— Start —
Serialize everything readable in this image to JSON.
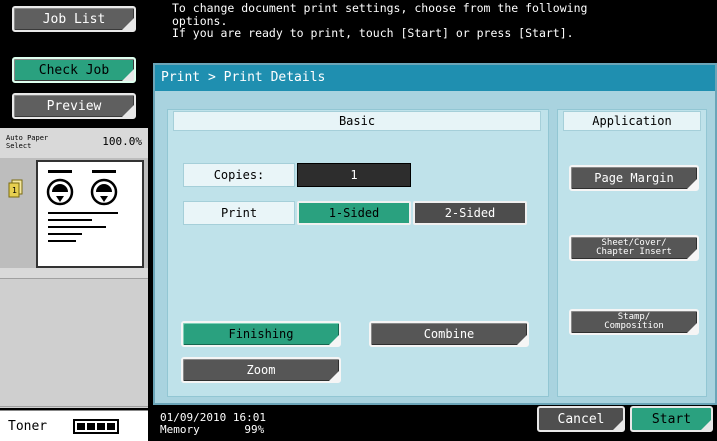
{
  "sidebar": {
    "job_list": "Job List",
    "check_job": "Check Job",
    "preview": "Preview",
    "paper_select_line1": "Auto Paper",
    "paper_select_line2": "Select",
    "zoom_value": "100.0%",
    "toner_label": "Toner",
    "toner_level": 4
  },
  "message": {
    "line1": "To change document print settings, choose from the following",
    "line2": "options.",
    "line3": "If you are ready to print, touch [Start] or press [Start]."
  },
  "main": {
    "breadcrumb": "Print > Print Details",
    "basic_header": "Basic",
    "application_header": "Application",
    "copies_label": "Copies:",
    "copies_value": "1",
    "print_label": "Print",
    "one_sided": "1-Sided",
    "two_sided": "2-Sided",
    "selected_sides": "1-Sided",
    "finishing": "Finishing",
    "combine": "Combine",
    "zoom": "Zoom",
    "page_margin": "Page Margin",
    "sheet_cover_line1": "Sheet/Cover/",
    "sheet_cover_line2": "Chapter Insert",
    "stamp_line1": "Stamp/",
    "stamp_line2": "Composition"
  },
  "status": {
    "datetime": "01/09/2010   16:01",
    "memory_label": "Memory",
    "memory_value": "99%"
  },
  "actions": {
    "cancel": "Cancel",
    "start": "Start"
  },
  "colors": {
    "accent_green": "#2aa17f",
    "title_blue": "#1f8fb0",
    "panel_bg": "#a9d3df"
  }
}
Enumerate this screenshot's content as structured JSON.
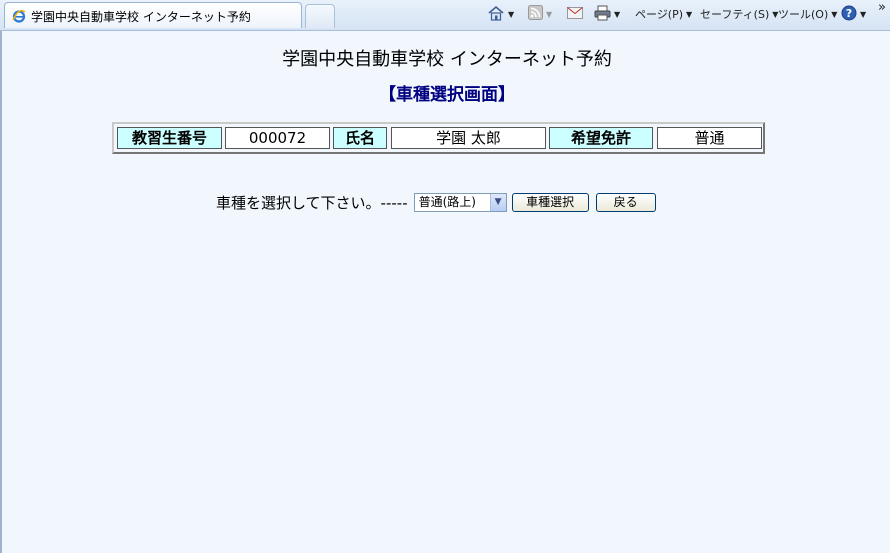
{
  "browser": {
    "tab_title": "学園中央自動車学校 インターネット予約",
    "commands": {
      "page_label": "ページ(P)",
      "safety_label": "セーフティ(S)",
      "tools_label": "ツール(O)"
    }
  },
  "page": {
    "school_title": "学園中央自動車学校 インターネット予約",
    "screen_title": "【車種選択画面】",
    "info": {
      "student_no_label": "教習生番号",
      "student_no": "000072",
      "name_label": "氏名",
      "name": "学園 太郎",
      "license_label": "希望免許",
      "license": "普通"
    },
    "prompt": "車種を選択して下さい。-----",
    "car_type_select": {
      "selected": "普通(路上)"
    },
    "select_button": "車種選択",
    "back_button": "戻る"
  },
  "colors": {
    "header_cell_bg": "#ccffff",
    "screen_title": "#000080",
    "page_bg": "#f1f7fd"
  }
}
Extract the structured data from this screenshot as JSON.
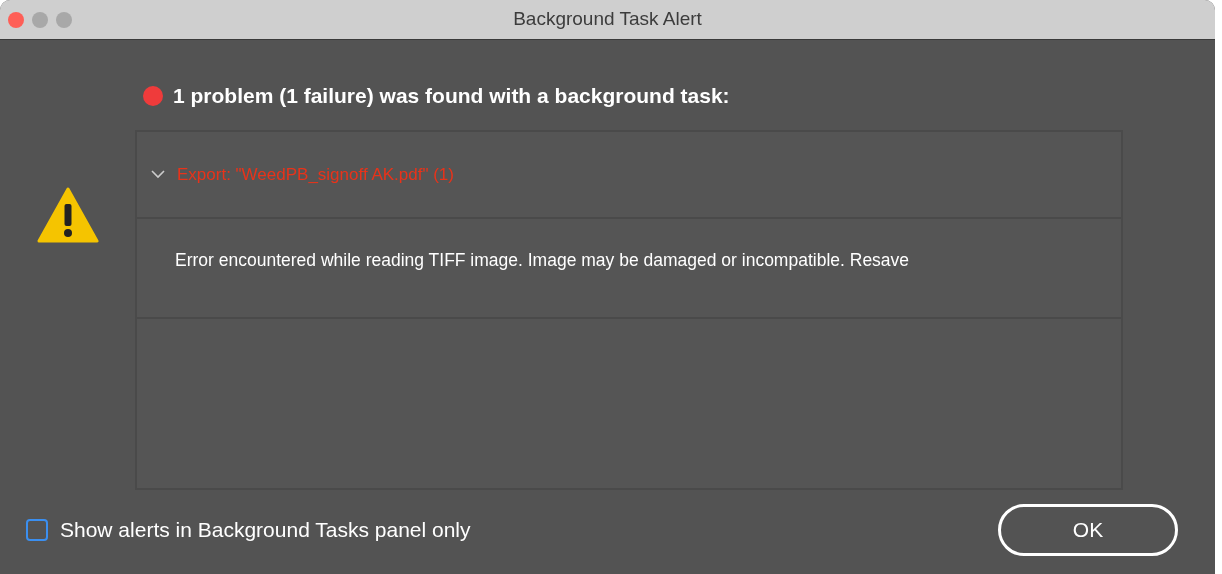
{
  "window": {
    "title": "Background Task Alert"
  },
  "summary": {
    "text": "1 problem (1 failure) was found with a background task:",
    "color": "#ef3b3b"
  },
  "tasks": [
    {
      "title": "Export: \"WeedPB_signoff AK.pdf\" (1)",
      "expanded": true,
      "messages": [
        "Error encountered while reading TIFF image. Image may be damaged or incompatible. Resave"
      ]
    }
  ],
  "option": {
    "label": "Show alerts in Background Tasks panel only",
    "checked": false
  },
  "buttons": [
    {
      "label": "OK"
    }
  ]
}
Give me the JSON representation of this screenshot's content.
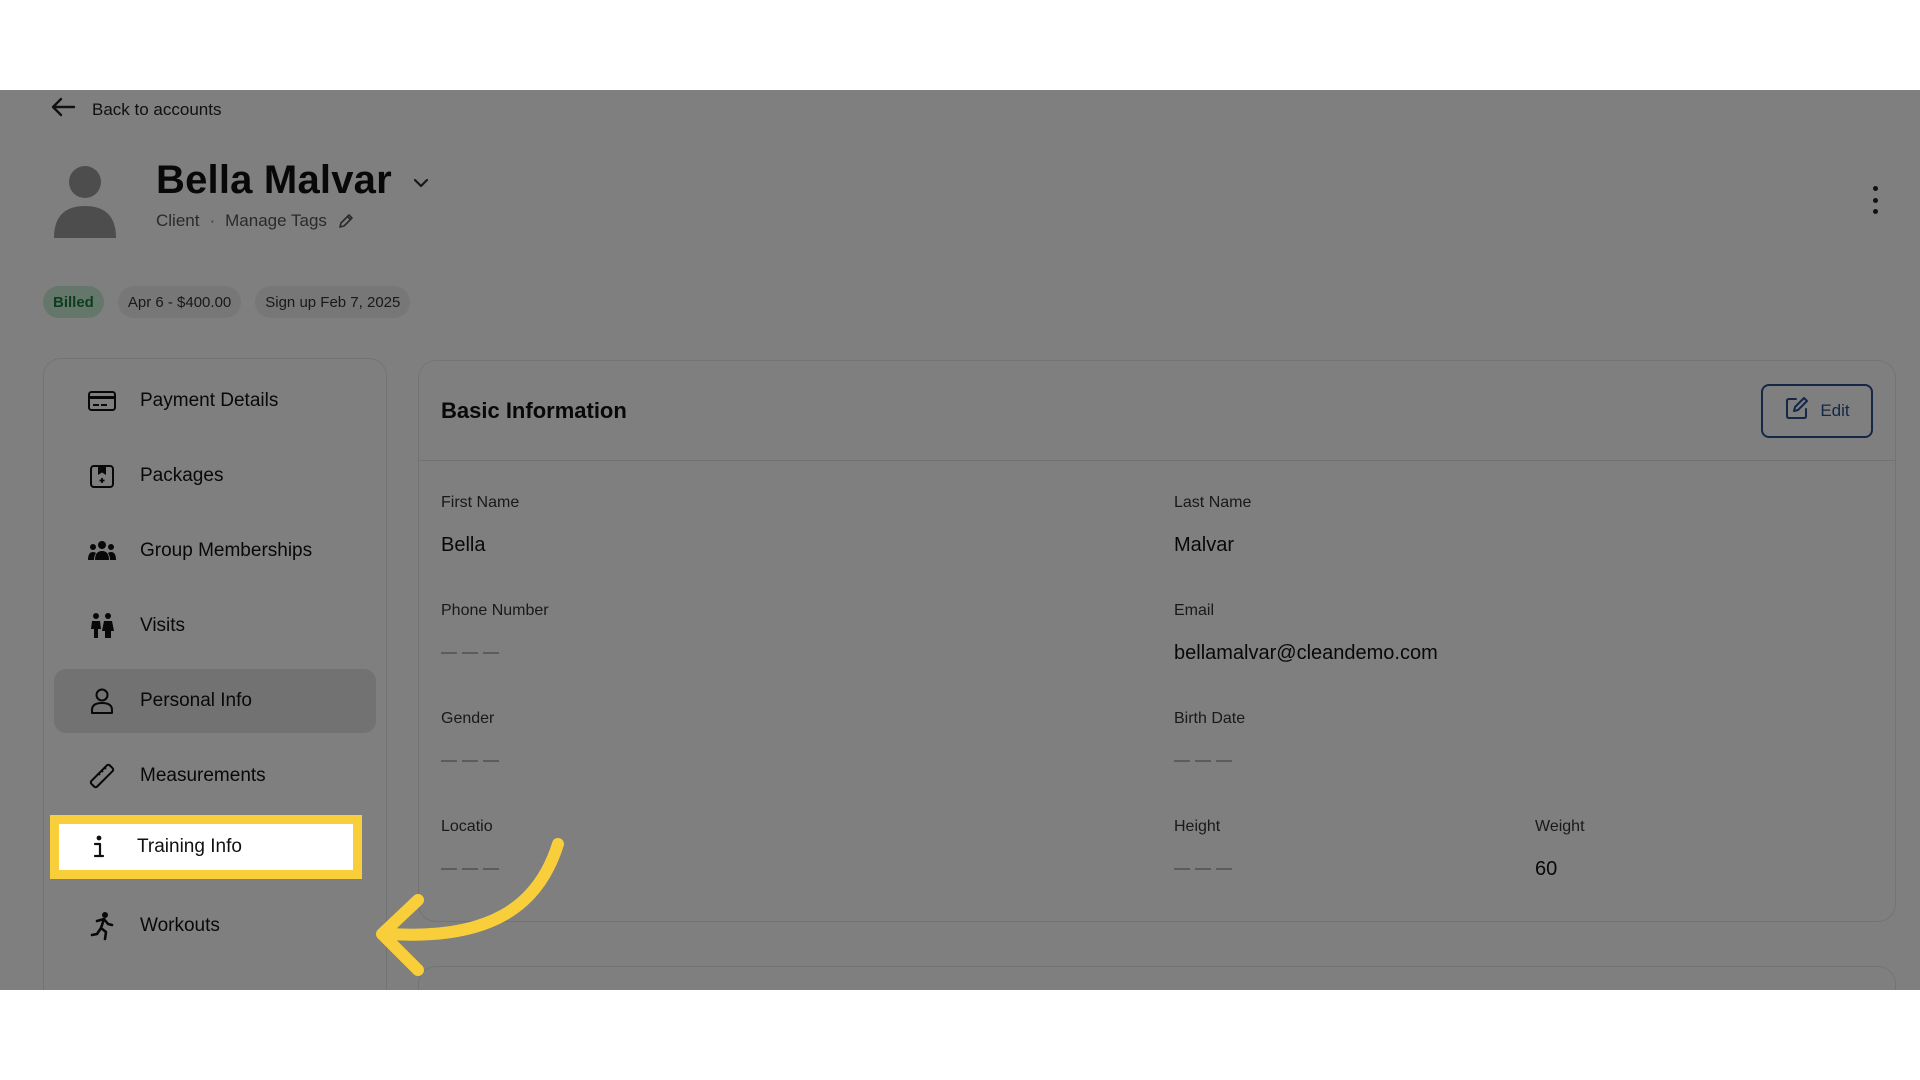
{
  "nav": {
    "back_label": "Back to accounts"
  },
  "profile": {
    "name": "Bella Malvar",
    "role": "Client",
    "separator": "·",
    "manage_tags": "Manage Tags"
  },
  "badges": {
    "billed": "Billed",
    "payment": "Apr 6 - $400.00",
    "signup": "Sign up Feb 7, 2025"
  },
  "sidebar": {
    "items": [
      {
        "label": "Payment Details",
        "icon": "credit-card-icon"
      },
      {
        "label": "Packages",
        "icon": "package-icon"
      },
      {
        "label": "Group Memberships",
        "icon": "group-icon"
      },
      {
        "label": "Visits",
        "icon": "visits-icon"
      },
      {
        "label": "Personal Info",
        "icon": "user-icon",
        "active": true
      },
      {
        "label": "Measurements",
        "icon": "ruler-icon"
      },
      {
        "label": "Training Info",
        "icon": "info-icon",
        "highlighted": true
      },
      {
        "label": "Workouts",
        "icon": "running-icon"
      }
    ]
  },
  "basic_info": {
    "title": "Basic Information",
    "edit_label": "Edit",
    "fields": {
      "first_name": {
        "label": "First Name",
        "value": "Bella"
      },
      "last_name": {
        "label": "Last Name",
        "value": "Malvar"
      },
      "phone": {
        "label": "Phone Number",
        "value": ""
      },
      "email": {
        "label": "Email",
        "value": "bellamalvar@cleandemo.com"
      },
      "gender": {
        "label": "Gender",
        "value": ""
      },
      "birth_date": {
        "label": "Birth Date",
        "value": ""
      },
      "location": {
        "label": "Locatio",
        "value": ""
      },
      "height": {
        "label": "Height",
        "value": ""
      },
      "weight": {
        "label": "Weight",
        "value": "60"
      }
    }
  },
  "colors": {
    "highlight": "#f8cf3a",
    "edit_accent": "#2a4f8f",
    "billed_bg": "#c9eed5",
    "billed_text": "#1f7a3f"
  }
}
— End —
REQUIREMENTS
Reproduce each line holding the word "structured".

EXERCISE RESPONSE
Enumerate this screenshot's content as structured JSON.
Extract the structured data from this screenshot as JSON.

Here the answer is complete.